■ Data shown ■
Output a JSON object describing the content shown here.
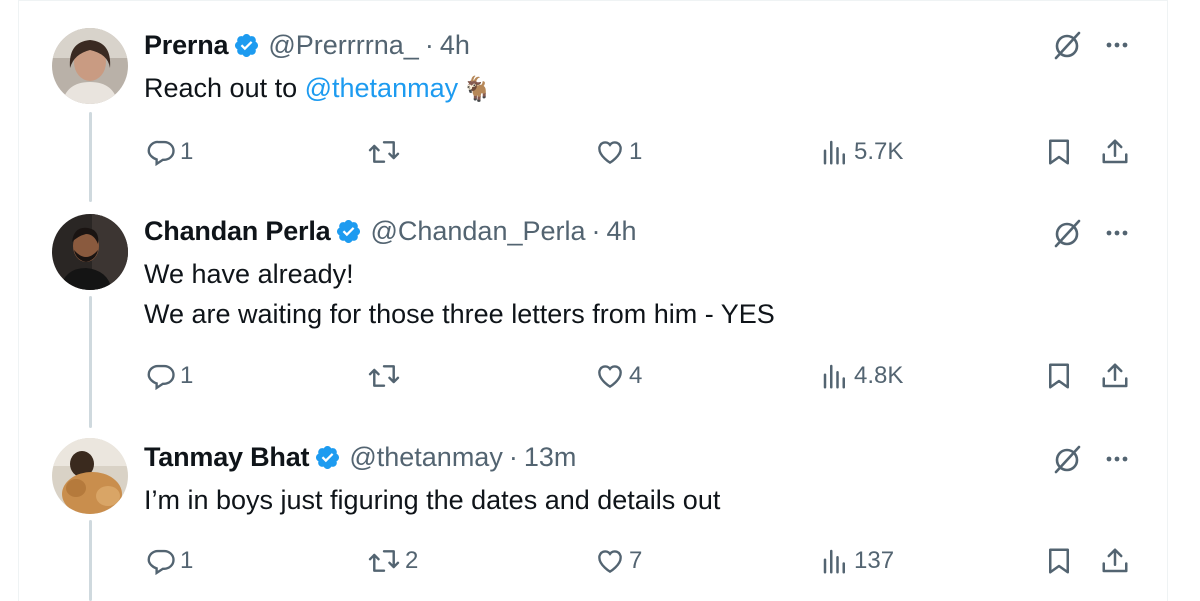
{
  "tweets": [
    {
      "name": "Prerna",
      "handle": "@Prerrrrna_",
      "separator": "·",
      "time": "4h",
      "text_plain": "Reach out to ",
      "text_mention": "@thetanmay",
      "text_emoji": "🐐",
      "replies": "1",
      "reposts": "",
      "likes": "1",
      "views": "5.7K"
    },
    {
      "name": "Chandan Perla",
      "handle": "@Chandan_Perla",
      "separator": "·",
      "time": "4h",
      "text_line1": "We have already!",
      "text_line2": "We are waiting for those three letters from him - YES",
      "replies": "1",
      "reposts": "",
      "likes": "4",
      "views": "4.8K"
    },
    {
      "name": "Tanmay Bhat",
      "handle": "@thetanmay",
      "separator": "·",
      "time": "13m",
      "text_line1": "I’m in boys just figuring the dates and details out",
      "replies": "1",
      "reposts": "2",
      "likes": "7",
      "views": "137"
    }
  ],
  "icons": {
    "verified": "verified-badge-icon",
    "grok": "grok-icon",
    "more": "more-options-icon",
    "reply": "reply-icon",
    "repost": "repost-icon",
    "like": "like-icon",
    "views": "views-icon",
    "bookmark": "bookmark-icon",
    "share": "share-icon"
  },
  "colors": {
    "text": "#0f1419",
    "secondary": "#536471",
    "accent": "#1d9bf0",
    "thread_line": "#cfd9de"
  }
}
* * *
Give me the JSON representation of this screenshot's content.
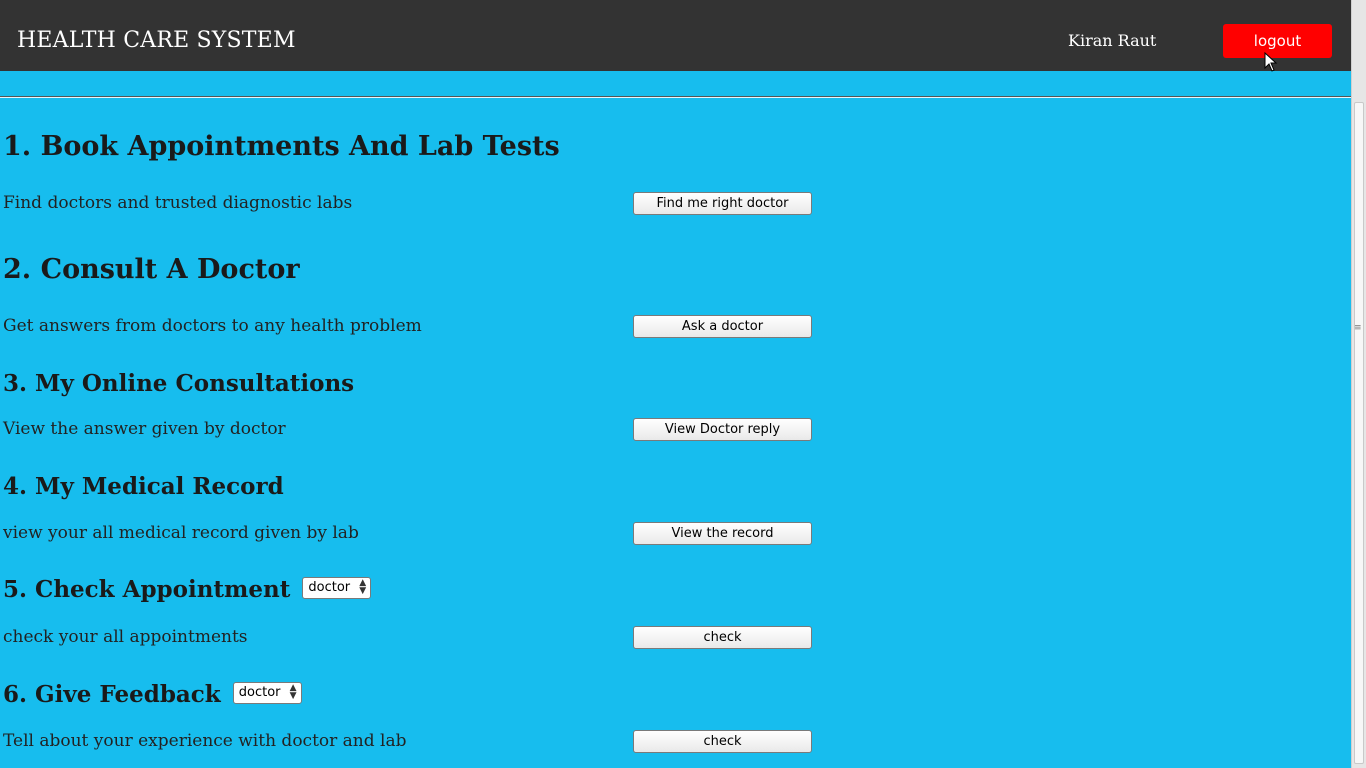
--
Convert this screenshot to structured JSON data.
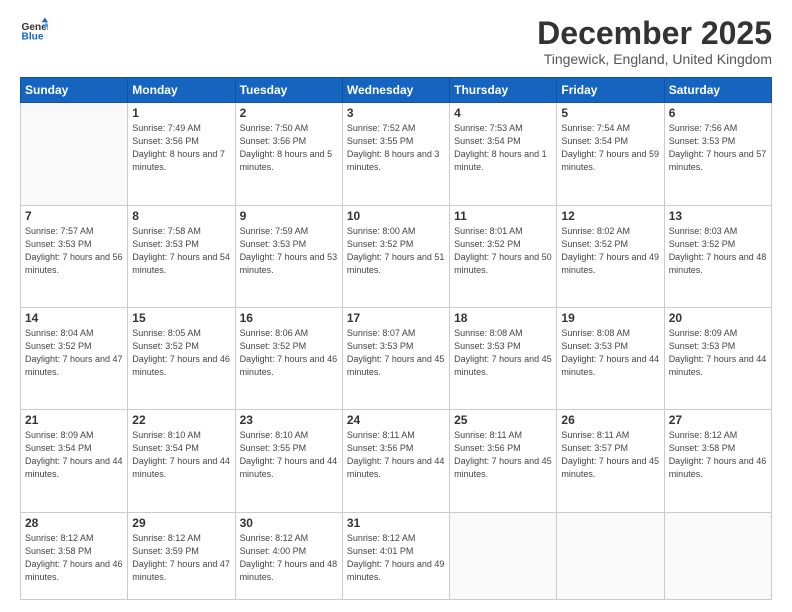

■ What the task requires ■
Which lines hold the word "screenshot"? Return all of them from the records above.

■ Result of this task ■
Give me the JSON representation of this screenshot's content.
Convert this screenshot to structured JSON data.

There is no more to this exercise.